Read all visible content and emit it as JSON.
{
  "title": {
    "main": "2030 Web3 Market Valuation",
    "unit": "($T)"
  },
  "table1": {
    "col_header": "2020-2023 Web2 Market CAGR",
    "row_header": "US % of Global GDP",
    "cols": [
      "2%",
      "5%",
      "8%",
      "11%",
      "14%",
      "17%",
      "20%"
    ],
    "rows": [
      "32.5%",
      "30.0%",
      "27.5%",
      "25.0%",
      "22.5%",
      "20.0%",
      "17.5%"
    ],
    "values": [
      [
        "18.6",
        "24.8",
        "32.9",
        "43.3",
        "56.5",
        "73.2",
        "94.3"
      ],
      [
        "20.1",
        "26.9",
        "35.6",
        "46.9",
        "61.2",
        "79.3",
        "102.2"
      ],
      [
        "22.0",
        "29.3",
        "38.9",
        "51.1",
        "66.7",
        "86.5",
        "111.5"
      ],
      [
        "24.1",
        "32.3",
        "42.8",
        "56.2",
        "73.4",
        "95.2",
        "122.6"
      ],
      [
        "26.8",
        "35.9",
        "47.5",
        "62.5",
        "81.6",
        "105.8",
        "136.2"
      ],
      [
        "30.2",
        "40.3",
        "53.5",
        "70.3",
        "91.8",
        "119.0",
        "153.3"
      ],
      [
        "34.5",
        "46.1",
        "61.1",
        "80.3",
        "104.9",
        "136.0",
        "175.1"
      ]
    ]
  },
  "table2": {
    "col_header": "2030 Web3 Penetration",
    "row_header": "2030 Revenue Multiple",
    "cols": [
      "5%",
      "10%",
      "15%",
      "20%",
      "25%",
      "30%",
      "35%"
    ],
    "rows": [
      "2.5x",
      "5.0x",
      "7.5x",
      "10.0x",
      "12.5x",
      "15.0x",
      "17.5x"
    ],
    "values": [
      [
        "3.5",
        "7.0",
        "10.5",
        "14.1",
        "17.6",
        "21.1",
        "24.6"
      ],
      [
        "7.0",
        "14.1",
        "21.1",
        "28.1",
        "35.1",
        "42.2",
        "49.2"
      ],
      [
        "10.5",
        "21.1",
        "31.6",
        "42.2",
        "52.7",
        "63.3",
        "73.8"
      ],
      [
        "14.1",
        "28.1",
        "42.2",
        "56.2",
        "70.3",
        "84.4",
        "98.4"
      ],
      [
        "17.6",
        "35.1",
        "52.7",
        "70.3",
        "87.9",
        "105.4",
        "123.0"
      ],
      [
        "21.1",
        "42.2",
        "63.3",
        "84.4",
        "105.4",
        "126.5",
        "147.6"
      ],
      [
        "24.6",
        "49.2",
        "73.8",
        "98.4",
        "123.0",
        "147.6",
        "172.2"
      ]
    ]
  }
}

┄┄┄┄┄┄┄┄┄┄┄┄┄┄┄┄┄┄┄┄

■ WORK REQUIRED: Quote all of the entries verbatim.

■ TASK RESULT:
Read all visible content and emit it as JSON.
{
  "title": {
    "main": "2030 Web3 Market Valuation",
    "unit": "($T)"
  },
  "table1": {
    "col_header": "2020-2023 Web2 Market CAGR",
    "row_header": "US % of Global GDP",
    "cols": [
      "2%",
      "5%",
      "8%",
      "11%",
      "14%",
      "17%",
      "20%"
    ],
    "rows": [
      "32.5%",
      "30.0%",
      "27.5%",
      "25.0%",
      "22.5%",
      "20.0%",
      "17.5%"
    ],
    "values": [
      [
        "18.6",
        "24.8",
        "32.9",
        "43.3",
        "56.5",
        "73.2",
        "94.3"
      ],
      [
        "20.1",
        "26.9",
        "35.6",
        "46.9",
        "61.2",
        "79.3",
        "102.2"
      ],
      [
        "22.0",
        "29.3",
        "38.9",
        "51.1",
        "66.7",
        "86.5",
        "111.5"
      ],
      [
        "24.1",
        "32.3",
        "42.8",
        "56.2",
        "73.4",
        "95.2",
        "122.6"
      ],
      [
        "26.8",
        "35.9",
        "47.5",
        "62.5",
        "81.6",
        "105.8",
        "136.2"
      ],
      [
        "30.2",
        "40.3",
        "53.5",
        "70.3",
        "91.8",
        "119.0",
        "153.3"
      ],
      [
        "34.5",
        "46.1",
        "61.1",
        "80.3",
        "104.9",
        "136.0",
        "175.1"
      ]
    ]
  },
  "table2": {
    "col_header": "2030 Web3 Penetration",
    "row_header": "2030 Revenue Multiple",
    "cols": [
      "5%",
      "10%",
      "15%",
      "20%",
      "25%",
      "30%",
      "35%"
    ],
    "rows": [
      "2.5x",
      "5.0x",
      "7.5x",
      "10.0x",
      "12.5x",
      "15.0x",
      "17.5x"
    ],
    "values": [
      [
        "3.5",
        "7.0",
        "10.5",
        "14.1",
        "17.6",
        "21.1",
        "24.6"
      ],
      [
        "7.0",
        "14.1",
        "21.1",
        "28.1",
        "35.1",
        "42.2",
        "49.2"
      ],
      [
        "10.5",
        "21.1",
        "31.6",
        "42.2",
        "52.7",
        "63.3",
        "73.8"
      ],
      [
        "14.1",
        "28.1",
        "42.2",
        "56.2",
        "70.3",
        "84.4",
        "98.4"
      ],
      [
        "17.6",
        "35.1",
        "52.7",
        "70.3",
        "87.9",
        "105.4",
        "123.0"
      ],
      [
        "21.1",
        "42.2",
        "63.3",
        "84.4",
        "105.4",
        "126.5",
        "147.6"
      ],
      [
        "24.6",
        "49.2",
        "73.8",
        "98.4",
        "123.0",
        "147.6",
        "172.2"
      ]
    ]
  }
}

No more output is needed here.